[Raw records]
******************************
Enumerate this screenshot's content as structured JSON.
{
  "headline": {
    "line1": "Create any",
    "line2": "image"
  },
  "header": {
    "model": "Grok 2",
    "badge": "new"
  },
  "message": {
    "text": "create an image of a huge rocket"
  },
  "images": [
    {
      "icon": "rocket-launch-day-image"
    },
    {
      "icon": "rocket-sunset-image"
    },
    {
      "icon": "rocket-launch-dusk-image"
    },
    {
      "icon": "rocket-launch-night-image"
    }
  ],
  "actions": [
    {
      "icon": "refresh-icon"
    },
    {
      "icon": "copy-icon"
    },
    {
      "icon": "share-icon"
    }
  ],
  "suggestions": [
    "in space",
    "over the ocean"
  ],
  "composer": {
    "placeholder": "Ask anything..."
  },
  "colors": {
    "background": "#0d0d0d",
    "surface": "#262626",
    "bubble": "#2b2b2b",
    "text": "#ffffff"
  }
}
******************************
All of the entries must be written out exactly as they stand.

Enumerate this screenshot's content as structured JSON.
{
  "headline": {
    "line1": "Create any",
    "line2": "image"
  },
  "header": {
    "model": "Grok 2",
    "badge": "new"
  },
  "message": {
    "text": "create an image of a huge rocket"
  },
  "images": [
    {
      "icon": "rocket-launch-day-image"
    },
    {
      "icon": "rocket-sunset-image"
    },
    {
      "icon": "rocket-launch-dusk-image"
    },
    {
      "icon": "rocket-launch-night-image"
    }
  ],
  "actions": [
    {
      "icon": "refresh-icon"
    },
    {
      "icon": "copy-icon"
    },
    {
      "icon": "share-icon"
    }
  ],
  "suggestions": [
    "in space",
    "over the ocean"
  ],
  "composer": {
    "placeholder": "Ask anything..."
  },
  "colors": {
    "background": "#0d0d0d",
    "surface": "#262626",
    "bubble": "#2b2b2b",
    "text": "#ffffff"
  }
}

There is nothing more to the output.